● Requirements:
Extract each line containing the string "составе".
========================================================================
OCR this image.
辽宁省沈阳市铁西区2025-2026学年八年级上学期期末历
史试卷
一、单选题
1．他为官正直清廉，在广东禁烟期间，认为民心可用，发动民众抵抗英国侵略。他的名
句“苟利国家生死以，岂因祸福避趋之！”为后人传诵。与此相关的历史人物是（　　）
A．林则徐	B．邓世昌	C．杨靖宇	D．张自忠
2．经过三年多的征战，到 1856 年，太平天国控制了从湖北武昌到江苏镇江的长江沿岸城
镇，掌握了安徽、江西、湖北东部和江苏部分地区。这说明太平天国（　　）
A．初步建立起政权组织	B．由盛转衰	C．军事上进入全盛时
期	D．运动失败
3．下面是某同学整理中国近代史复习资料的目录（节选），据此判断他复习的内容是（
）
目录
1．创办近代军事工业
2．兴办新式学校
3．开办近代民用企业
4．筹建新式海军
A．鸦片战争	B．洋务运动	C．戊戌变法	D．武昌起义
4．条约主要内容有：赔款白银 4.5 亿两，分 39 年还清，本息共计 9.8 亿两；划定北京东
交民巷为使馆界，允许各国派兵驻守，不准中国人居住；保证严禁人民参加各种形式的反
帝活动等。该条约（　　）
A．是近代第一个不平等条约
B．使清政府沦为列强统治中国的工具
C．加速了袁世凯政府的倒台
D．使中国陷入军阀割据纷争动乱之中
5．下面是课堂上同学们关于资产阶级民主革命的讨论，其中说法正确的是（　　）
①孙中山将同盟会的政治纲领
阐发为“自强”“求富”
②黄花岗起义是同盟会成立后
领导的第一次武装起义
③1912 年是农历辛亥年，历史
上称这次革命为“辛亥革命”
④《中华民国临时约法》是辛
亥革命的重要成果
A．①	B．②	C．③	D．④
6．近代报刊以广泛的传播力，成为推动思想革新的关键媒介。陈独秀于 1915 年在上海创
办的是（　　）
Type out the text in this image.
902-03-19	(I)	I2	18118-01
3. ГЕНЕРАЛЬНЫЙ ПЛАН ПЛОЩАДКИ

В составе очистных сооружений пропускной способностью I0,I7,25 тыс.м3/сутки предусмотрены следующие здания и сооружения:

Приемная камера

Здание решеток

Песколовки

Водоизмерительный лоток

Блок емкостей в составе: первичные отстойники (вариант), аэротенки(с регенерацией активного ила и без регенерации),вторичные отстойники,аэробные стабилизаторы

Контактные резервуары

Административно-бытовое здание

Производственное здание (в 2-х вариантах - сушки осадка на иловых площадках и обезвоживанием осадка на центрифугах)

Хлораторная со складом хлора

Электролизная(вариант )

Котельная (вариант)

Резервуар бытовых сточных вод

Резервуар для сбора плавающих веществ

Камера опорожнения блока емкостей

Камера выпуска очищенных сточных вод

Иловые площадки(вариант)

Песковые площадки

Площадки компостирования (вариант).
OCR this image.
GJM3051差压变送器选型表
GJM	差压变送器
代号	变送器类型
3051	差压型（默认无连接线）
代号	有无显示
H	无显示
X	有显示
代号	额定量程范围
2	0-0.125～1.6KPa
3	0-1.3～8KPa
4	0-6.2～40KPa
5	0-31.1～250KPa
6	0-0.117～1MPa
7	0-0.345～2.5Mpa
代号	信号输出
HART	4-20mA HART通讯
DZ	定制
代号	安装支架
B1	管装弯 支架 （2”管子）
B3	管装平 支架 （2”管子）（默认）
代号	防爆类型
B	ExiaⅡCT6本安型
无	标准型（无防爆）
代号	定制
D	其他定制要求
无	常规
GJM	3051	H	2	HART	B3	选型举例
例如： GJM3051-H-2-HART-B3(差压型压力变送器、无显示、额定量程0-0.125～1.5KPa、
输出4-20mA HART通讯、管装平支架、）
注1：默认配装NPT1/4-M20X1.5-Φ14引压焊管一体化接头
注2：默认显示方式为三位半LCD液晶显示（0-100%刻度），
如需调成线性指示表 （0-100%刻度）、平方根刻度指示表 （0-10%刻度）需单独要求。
========================================================================
● Task response:
В составе очистных сооружений пропускной способностью I0,I7,25 тыс.м3/сутки предусмотрены следующие здания и сооружения:
Блок емкостей в составе: первичные отстойники (вариант), аэротенки(с регенерацией активного ила и без регенерации),вторичные отстойники,аэробные стабилизаторы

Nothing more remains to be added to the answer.